**Written exercise:** Every line of the material that follows must be printed again exactly.

**Supplied information:**
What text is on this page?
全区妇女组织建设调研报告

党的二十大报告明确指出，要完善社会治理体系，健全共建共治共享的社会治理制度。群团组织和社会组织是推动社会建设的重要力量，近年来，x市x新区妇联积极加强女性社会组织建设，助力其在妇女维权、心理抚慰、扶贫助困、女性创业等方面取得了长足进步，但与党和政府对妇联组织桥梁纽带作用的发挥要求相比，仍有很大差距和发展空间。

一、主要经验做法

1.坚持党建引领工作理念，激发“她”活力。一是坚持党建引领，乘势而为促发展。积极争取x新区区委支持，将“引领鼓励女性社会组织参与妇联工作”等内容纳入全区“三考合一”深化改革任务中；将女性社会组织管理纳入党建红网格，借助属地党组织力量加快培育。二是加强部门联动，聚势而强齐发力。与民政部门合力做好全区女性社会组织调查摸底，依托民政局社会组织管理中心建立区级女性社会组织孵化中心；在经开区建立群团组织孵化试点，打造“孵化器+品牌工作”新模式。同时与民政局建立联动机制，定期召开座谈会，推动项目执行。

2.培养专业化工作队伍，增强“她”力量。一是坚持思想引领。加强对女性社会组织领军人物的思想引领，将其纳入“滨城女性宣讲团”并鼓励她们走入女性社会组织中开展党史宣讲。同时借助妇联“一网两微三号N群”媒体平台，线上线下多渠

**Exercise solution:**
What text is on this page?
全区妇女组织建设调研报告

党的二十大报告明确指出，要完善社会治理体系，健全共建共治共享的社会治理制度。群团组织和社会组织是推动社会建设的重要力量，近年来，x市x新区妇联积极加强女性社会组织建设，助力其在妇女维权、心理抚慰、扶贫助困、女性创业等方面取得了长足进步，但与党和政府对妇联组织桥梁纽带作用的发挥要求相比，仍有很大差距和发展空间。

一、主要经验做法

1.坚持党建引领工作理念，激发“她”活力。一是坚持党建引领，乘势而为促发展。积极争取x新区区委支持，将“引领鼓励女性社会组织参与妇联工作”等内容纳入全区“三考合一”深化改革任务中；将女性社会组织管理纳入党建红网格，借助属地党组织力量加快培育。二是加强部门联动，聚势而强齐发力。与民政部门合力做好全区女性社会组织调查摸底，依托民政局社会组织管理中心建立区级女性社会组织孵化中心；在经开区建立群团组织孵化试点，打造“孵化器+品牌工作”新模式。同时与民政局建立联动机制，定期召开座谈会，推动项目执行。

2.培养专业化工作队伍，增强“她”力量。一是坚持思想引领。加强对女性社会组织领军人物的思想引领，将其纳入“滨城女性宣讲团”并鼓励她们走入女性社会组织中开展党史宣讲。同时借助妇联“一网两微三号N群”媒体平台，线上线下多渠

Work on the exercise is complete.